• Dataset excerpts:
-- START --

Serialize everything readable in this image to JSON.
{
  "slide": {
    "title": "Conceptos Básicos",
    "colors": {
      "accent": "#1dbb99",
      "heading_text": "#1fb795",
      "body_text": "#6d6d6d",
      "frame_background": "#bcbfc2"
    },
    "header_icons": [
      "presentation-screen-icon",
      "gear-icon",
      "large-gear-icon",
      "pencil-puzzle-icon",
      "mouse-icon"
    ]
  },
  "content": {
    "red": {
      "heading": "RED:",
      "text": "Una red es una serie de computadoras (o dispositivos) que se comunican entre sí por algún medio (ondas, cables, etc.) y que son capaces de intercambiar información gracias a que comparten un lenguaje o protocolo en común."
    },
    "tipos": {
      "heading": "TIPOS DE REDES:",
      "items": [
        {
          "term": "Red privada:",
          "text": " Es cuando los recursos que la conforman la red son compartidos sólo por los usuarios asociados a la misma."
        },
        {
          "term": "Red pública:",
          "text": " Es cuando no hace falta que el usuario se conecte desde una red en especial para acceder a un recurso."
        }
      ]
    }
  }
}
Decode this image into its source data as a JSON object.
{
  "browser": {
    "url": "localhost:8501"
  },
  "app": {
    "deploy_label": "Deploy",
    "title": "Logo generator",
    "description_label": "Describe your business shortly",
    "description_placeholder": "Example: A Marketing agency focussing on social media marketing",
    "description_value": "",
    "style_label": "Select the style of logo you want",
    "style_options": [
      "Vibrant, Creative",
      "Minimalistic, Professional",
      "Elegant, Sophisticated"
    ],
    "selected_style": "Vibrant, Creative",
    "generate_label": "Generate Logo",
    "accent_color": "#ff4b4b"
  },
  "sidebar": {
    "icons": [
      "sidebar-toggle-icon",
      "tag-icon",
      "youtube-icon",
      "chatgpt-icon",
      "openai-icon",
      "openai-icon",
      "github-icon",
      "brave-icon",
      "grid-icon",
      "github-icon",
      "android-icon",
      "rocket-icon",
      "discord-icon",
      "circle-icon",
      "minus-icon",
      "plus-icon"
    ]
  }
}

-- END --

• Exercise aim: Reproduce every line above without error.

• Response to the exercise:
Serialize everything readable in this image to JSON.
{
  "slide": {
    "title": "Conceptos Básicos",
    "colors": {
      "accent": "#1dbb99",
      "heading_text": "#1fb795",
      "body_text": "#6d6d6d",
      "frame_background": "#bcbfc2"
    },
    "header_icons": [
      "presentation-screen-icon",
      "gear-icon",
      "large-gear-icon",
      "pencil-puzzle-icon",
      "mouse-icon"
    ]
  },
  "content": {
    "red": {
      "heading": "RED:",
      "text": "Una red es una serie de computadoras (o dispositivos) que se comunican entre sí por algún medio (ondas, cables, etc.) y que son capaces de intercambiar información gracias a que comparten un lenguaje o protocolo en común."
    },
    "tipos": {
      "heading": "TIPOS DE REDES:",
      "items": [
        {
          "term": "Red privada:",
          "text": " Es cuando los recursos que la conforman la red son compartidos sólo por los usuarios asociados a la misma."
        },
        {
          "term": "Red pública:",
          "text": " Es cuando no hace falta que el usuario se conecte desde una red en especial para acceder a un recurso."
        }
      ]
    }
  }
}
Decode this image into its source data as a JSON object.
{
  "browser": {
    "url": "localhost:8501"
  },
  "app": {
    "deploy_label": "Deploy",
    "title": "Logo generator",
    "description_label": "Describe your business shortly",
    "description_placeholder": "Example: A Marketing agency focussing on social media marketing",
    "description_value": "",
    "style_label": "Select the style of logo you want",
    "style_options": [
      "Vibrant, Creative",
      "Minimalistic, Professional",
      "Elegant, Sophisticated"
    ],
    "selected_style": "Vibrant, Creative",
    "generate_label": "Generate Logo",
    "accent_color": "#ff4b4b"
  },
  "sidebar": {
    "icons": [
      "sidebar-toggle-icon",
      "tag-icon",
      "youtube-icon",
      "chatgpt-icon",
      "openai-icon",
      "openai-icon",
      "github-icon",
      "brave-icon",
      "grid-icon",
      "github-icon",
      "android-icon",
      "rocket-icon",
      "discord-icon",
      "circle-icon",
      "minus-icon",
      "plus-icon"
    ]
  }
}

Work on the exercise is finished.